(Stored data entries)
========================================================================
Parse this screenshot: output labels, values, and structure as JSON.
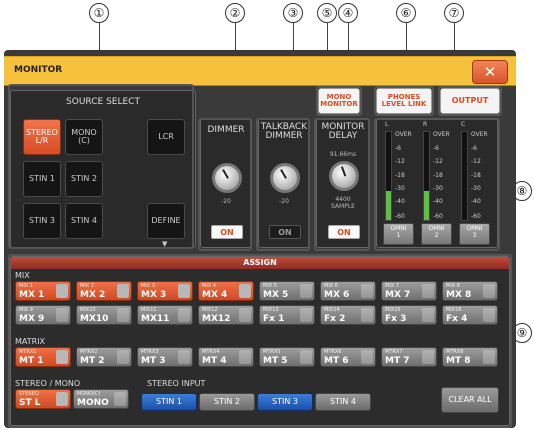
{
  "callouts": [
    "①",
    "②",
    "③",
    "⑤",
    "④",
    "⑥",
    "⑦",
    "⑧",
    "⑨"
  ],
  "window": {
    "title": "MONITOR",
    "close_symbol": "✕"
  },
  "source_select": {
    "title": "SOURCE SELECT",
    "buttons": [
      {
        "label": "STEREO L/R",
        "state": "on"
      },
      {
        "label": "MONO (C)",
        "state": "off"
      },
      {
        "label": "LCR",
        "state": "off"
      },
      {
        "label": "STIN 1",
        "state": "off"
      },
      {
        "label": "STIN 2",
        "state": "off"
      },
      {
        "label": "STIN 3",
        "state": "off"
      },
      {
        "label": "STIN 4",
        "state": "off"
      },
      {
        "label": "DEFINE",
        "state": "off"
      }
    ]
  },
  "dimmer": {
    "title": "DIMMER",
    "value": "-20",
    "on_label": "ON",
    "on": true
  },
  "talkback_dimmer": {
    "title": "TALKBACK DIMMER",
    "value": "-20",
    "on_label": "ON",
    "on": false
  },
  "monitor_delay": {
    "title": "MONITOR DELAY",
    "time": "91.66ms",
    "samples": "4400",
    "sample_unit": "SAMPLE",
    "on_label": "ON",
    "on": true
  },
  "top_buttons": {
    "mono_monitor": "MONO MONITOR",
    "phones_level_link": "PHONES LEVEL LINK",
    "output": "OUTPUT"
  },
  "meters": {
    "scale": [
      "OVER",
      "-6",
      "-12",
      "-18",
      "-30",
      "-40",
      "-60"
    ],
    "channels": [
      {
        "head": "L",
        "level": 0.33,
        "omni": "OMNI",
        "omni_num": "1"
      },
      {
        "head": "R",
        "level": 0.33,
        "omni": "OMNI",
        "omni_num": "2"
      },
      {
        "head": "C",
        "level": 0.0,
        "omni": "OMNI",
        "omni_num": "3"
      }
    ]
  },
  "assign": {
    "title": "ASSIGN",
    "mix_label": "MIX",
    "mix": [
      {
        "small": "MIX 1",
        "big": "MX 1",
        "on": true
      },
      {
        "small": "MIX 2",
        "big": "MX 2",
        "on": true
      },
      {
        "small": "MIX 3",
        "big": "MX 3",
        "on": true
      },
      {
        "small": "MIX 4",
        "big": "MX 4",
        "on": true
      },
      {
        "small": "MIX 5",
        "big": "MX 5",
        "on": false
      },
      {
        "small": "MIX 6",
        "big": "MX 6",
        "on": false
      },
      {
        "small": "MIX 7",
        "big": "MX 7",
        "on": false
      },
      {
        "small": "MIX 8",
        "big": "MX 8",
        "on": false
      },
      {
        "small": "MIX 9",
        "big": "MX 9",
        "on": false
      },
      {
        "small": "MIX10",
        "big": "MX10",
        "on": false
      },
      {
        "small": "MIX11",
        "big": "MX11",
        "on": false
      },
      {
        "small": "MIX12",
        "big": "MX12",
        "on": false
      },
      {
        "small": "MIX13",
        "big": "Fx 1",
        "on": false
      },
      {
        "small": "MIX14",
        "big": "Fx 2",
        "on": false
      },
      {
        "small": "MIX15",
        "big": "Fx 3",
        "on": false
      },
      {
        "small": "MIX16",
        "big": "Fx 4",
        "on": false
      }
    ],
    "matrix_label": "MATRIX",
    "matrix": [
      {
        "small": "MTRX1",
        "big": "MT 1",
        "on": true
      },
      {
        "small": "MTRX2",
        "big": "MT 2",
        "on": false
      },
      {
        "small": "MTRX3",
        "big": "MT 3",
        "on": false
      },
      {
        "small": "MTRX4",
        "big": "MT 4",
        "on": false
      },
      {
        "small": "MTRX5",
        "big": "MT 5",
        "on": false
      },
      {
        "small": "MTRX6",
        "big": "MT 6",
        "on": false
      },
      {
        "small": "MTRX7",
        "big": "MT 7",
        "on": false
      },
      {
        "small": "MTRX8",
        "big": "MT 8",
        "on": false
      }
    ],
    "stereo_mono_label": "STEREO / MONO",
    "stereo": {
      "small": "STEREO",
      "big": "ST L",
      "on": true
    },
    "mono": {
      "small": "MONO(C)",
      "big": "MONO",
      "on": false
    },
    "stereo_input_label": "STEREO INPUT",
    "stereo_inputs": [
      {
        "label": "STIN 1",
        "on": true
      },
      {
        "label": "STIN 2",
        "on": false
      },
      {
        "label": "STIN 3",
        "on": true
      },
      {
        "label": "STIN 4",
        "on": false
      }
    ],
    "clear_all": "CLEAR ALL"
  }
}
========================================================================
- [Given instruction] Using the records above, output their complete text exactly, minus any images.

- [Written solution]
Parse this screenshot: output labels, values, and structure as JSON.
{
  "callouts": [
    "①",
    "②",
    "③",
    "⑤",
    "④",
    "⑥",
    "⑦",
    "⑧",
    "⑨"
  ],
  "window": {
    "title": "MONITOR",
    "close_symbol": "✕"
  },
  "source_select": {
    "title": "SOURCE SELECT",
    "buttons": [
      {
        "label": "STEREO L/R",
        "state": "on"
      },
      {
        "label": "MONO (C)",
        "state": "off"
      },
      {
        "label": "LCR",
        "state": "off"
      },
      {
        "label": "STIN 1",
        "state": "off"
      },
      {
        "label": "STIN 2",
        "state": "off"
      },
      {
        "label": "STIN 3",
        "state": "off"
      },
      {
        "label": "STIN 4",
        "state": "off"
      },
      {
        "label": "DEFINE",
        "state": "off"
      }
    ]
  },
  "dimmer": {
    "title": "DIMMER",
    "value": "-20",
    "on_label": "ON",
    "on": true
  },
  "talkback_dimmer": {
    "title": "TALKBACK DIMMER",
    "value": "-20",
    "on_label": "ON",
    "on": false
  },
  "monitor_delay": {
    "title": "MONITOR DELAY",
    "time": "91.66ms",
    "samples": "4400",
    "sample_unit": "SAMPLE",
    "on_label": "ON",
    "on": true
  },
  "top_buttons": {
    "mono_monitor": "MONO MONITOR",
    "phones_level_link": "PHONES LEVEL LINK",
    "output": "OUTPUT"
  },
  "meters": {
    "scale": [
      "OVER",
      "-6",
      "-12",
      "-18",
      "-30",
      "-40",
      "-60"
    ],
    "channels": [
      {
        "head": "L",
        "level": 0.33,
        "omni": "OMNI",
        "omni_num": "1"
      },
      {
        "head": "R",
        "level": 0.33,
        "omni": "OMNI",
        "omni_num": "2"
      },
      {
        "head": "C",
        "level": 0.0,
        "omni": "OMNI",
        "omni_num": "3"
      }
    ]
  },
  "assign": {
    "title": "ASSIGN",
    "mix_label": "MIX",
    "mix": [
      {
        "small": "MIX 1",
        "big": "MX 1",
        "on": true
      },
      {
        "small": "MIX 2",
        "big": "MX 2",
        "on": true
      },
      {
        "small": "MIX 3",
        "big": "MX 3",
        "on": true
      },
      {
        "small": "MIX 4",
        "big": "MX 4",
        "on": true
      },
      {
        "small": "MIX 5",
        "big": "MX 5",
        "on": false
      },
      {
        "small": "MIX 6",
        "big": "MX 6",
        "on": false
      },
      {
        "small": "MIX 7",
        "big": "MX 7",
        "on": false
      },
      {
        "small": "MIX 8",
        "big": "MX 8",
        "on": false
      },
      {
        "small": "MIX 9",
        "big": "MX 9",
        "on": false
      },
      {
        "small": "MIX10",
        "big": "MX10",
        "on": false
      },
      {
        "small": "MIX11",
        "big": "MX11",
        "on": false
      },
      {
        "small": "MIX12",
        "big": "MX12",
        "on": false
      },
      {
        "small": "MIX13",
        "big": "Fx 1",
        "on": false
      },
      {
        "small": "MIX14",
        "big": "Fx 2",
        "on": false
      },
      {
        "small": "MIX15",
        "big": "Fx 3",
        "on": false
      },
      {
        "small": "MIX16",
        "big": "Fx 4",
        "on": false
      }
    ],
    "matrix_label": "MATRIX",
    "matrix": [
      {
        "small": "MTRX1",
        "big": "MT 1",
        "on": true
      },
      {
        "small": "MTRX2",
        "big": "MT 2",
        "on": false
      },
      {
        "small": "MTRX3",
        "big": "MT 3",
        "on": false
      },
      {
        "small": "MTRX4",
        "big": "MT 4",
        "on": false
      },
      {
        "small": "MTRX5",
        "big": "MT 5",
        "on": false
      },
      {
        "small": "MTRX6",
        "big": "MT 6",
        "on": false
      },
      {
        "small": "MTRX7",
        "big": "MT 7",
        "on": false
      },
      {
        "small": "MTRX8",
        "big": "MT 8",
        "on": false
      }
    ],
    "stereo_mono_label": "STEREO / MONO",
    "stereo": {
      "small": "STEREO",
      "big": "ST L",
      "on": true
    },
    "mono": {
      "small": "MONO(C)",
      "big": "MONO",
      "on": false
    },
    "stereo_input_label": "STEREO INPUT",
    "stereo_inputs": [
      {
        "label": "STIN 1",
        "on": true
      },
      {
        "label": "STIN 2",
        "on": false
      },
      {
        "label": "STIN 3",
        "on": true
      },
      {
        "label": "STIN 4",
        "on": false
      }
    ],
    "clear_all": "CLEAR ALL"
  }
}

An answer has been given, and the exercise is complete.